▶ EXERCISE MATERIAL
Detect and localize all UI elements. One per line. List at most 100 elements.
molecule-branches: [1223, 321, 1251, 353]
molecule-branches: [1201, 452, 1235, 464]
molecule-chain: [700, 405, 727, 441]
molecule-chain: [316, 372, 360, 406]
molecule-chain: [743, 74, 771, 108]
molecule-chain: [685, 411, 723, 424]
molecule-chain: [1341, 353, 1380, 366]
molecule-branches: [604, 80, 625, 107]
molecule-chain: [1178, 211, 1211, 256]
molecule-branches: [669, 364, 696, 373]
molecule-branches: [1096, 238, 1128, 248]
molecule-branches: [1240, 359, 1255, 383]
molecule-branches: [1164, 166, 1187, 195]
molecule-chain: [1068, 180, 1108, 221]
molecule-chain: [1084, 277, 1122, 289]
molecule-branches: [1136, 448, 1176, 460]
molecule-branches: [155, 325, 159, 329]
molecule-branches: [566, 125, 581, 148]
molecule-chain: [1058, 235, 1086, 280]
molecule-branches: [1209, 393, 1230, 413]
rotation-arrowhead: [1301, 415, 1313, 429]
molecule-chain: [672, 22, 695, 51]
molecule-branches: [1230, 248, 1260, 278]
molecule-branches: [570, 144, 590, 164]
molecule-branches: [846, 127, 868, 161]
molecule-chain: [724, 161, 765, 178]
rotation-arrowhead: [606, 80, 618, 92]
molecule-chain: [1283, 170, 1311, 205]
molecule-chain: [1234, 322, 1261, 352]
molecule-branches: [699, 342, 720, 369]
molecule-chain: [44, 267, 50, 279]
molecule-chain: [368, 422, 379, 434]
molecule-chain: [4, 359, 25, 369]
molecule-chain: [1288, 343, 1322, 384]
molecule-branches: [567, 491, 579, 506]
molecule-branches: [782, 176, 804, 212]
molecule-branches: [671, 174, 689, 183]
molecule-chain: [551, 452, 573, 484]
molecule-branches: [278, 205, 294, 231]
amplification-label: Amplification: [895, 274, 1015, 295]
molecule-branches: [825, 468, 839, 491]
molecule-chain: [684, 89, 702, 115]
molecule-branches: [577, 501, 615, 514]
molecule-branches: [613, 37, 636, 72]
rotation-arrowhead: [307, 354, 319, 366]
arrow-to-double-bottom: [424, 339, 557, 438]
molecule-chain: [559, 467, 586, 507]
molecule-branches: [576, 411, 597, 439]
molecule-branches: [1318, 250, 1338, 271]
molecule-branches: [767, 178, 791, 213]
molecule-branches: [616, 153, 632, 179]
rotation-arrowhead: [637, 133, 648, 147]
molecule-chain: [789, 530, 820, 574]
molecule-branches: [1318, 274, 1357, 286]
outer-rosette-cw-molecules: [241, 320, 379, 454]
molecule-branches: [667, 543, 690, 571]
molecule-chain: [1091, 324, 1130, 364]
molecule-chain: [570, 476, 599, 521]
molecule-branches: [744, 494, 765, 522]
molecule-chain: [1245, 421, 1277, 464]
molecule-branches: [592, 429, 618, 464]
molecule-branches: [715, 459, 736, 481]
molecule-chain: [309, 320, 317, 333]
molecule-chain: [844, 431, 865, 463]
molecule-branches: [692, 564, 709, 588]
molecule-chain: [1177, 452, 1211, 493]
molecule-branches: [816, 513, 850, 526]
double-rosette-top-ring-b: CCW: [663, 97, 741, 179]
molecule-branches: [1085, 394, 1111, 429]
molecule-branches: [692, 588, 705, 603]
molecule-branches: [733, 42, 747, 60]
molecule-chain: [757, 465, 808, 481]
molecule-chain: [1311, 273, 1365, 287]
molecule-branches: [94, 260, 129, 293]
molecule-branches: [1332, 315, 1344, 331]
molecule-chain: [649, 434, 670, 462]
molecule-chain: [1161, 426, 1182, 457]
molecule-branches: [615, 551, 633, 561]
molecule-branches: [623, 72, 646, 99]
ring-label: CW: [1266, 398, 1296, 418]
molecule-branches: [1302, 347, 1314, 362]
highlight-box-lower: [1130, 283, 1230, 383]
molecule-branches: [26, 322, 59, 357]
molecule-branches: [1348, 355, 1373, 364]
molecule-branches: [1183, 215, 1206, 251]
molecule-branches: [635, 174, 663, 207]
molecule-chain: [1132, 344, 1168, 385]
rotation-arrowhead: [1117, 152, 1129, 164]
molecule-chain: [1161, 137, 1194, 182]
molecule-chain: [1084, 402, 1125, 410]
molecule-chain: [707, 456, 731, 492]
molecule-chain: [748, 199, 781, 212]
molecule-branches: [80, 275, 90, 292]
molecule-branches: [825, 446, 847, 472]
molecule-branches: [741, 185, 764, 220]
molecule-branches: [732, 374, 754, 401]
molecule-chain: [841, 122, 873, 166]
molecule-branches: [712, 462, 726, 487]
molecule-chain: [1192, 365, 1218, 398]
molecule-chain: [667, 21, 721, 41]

▶ WORK INSTRUCTIONS
Turn every line of the records above into a numbered list, leaving out any blank lines.

▶ COMPLETED EXERCISE
1. Detect and localize all UI elements. One per line. List at most 100 elements.
2. molecule-branches: [1223, 321, 1251, 353]
3. molecule-branches: [1201, 452, 1235, 464]
4. molecule-chain: [700, 405, 727, 441]
5. molecule-chain: [316, 372, 360, 406]
6. molecule-chain: [743, 74, 771, 108]
7. molecule-chain: [685, 411, 723, 424]
8. molecule-chain: [1341, 353, 1380, 366]
9. molecule-branches: [604, 80, 625, 107]
10. molecule-chain: [1178, 211, 1211, 256]
11. molecule-branches: [669, 364, 696, 373]
12. molecule-branches: [1096, 238, 1128, 248]
13. molecule-branches: [1240, 359, 1255, 383]
14. molecule-branches: [1164, 166, 1187, 195]
15. molecule-chain: [1068, 180, 1108, 221]
16. molecule-chain: [1084, 277, 1122, 289]
17. molecule-branches: [1136, 448, 1176, 460]
18. molecule-branches: [155, 325, 159, 329]
19. molecule-branches: [566, 125, 581, 148]
20. molecule-chain: [1058, 235, 1086, 280]
21. molecule-branches: [1209, 393, 1230, 413]
22. rotation-arrowhead: [1301, 415, 1313, 429]
23. molecule-chain: [672, 22, 695, 51]
24. molecule-branches: [1230, 248, 1260, 278]
25. molecule-branches: [570, 144, 590, 164]
26. molecule-branches: [846, 127, 868, 161]
27. molecule-chain: [724, 161, 765, 178]
28. rotation-arrowhead: [606, 80, 618, 92]
29. molecule-chain: [1283, 170, 1311, 205]
30. molecule-chain: [1234, 322, 1261, 352]
31. molecule-branches: [699, 342, 720, 369]
32. molecule-chain: [44, 267, 50, 279]
33. molecule-chain: [368, 422, 379, 434]
34. molecule-chain: [4, 359, 25, 369]
35. molecule-chain: [1288, 343, 1322, 384]
36. molecule-branches: [567, 491, 579, 506]
37. molecule-branches: [782, 176, 804, 212]
38. molecule-branches: [671, 174, 689, 183]
39. molecule-chain: [551, 452, 573, 484]
40. molecule-branches: [278, 205, 294, 231]
41. amplification-label: Amplification: [895, 274, 1015, 295]
42. molecule-branches: [825, 468, 839, 491]
43. molecule-chain: [684, 89, 702, 115]
44. molecule-branches: [577, 501, 615, 514]
45. molecule-branches: [613, 37, 636, 72]
46. rotation-arrowhead: [307, 354, 319, 366]
47. arrow-to-double-bottom: [424, 339, 557, 438]
48. molecule-chain: [559, 467, 586, 507]
49. molecule-branches: [576, 411, 597, 439]
50. molecule-branches: [1318, 250, 1338, 271]
51. molecule-branches: [767, 178, 791, 213]
52. molecule-branches: [616, 153, 632, 179]
53. rotation-arrowhead: [637, 133, 648, 147]
54. molecule-chain: [789, 530, 820, 574]
55. molecule-branches: [1318, 274, 1357, 286]
56. outer-rosette-cw-molecules: [241, 320, 379, 454]
57. molecule-branches: [667, 543, 690, 571]
58. molecule-chain: [1091, 324, 1130, 364]
59. molecule-chain: [570, 476, 599, 521]
60. molecule-branches: [744, 494, 765, 522]
61. molecule-chain: [1245, 421, 1277, 464]
62. molecule-branches: [592, 429, 618, 464]
63. molecule-branches: [715, 459, 736, 481]
64. molecule-chain: [309, 320, 317, 333]
65. molecule-chain: [844, 431, 865, 463]
66. molecule-branches: [692, 564, 709, 588]
67. molecule-chain: [1177, 452, 1211, 493]
68. molecule-branches: [816, 513, 850, 526]
69. double-rosette-top-ring-b: CCW: [663, 97, 741, 179]
70. molecule-branches: [1085, 394, 1111, 429]
71. molecule-branches: [692, 588, 705, 603]
72. molecule-branches: [733, 42, 747, 60]
73. molecule-chain: [757, 465, 808, 481]
74. molecule-chain: [1311, 273, 1365, 287]
75. molecule-branches: [94, 260, 129, 293]
76. molecule-branches: [1332, 315, 1344, 331]
77. molecule-chain: [649, 434, 670, 462]
78. molecule-chain: [1161, 426, 1182, 457]
79. molecule-branches: [615, 551, 633, 561]
80. molecule-branches: [623, 72, 646, 99]
81. ring-label: CW: [1266, 398, 1296, 418]
82. molecule-branches: [1302, 347, 1314, 362]
83. highlight-box-lower: [1130, 283, 1230, 383]
84. molecule-branches: [26, 322, 59, 357]
85. molecule-branches: [1348, 355, 1373, 364]
86. molecule-branches: [1183, 215, 1206, 251]
87. molecule-branches: [635, 174, 663, 207]
88. molecule-chain: [1132, 344, 1168, 385]
89. rotation-arrowhead: [1117, 152, 1129, 164]
90. molecule-chain: [1161, 137, 1194, 182]
91. molecule-chain: [1084, 402, 1125, 410]
92. molecule-chain: [707, 456, 731, 492]
93. molecule-chain: [748, 199, 781, 212]
94. molecule-branches: [80, 275, 90, 292]
95. molecule-branches: [825, 446, 847, 472]
96. molecule-branches: [741, 185, 764, 220]
97. molecule-branches: [732, 374, 754, 401]
98. molecule-chain: [841, 122, 873, 166]
99. molecule-branches: [712, 462, 726, 487]
100. molecule-chain: [1192, 365, 1218, 398]
101. molecule-chain: [667, 21, 721, 41]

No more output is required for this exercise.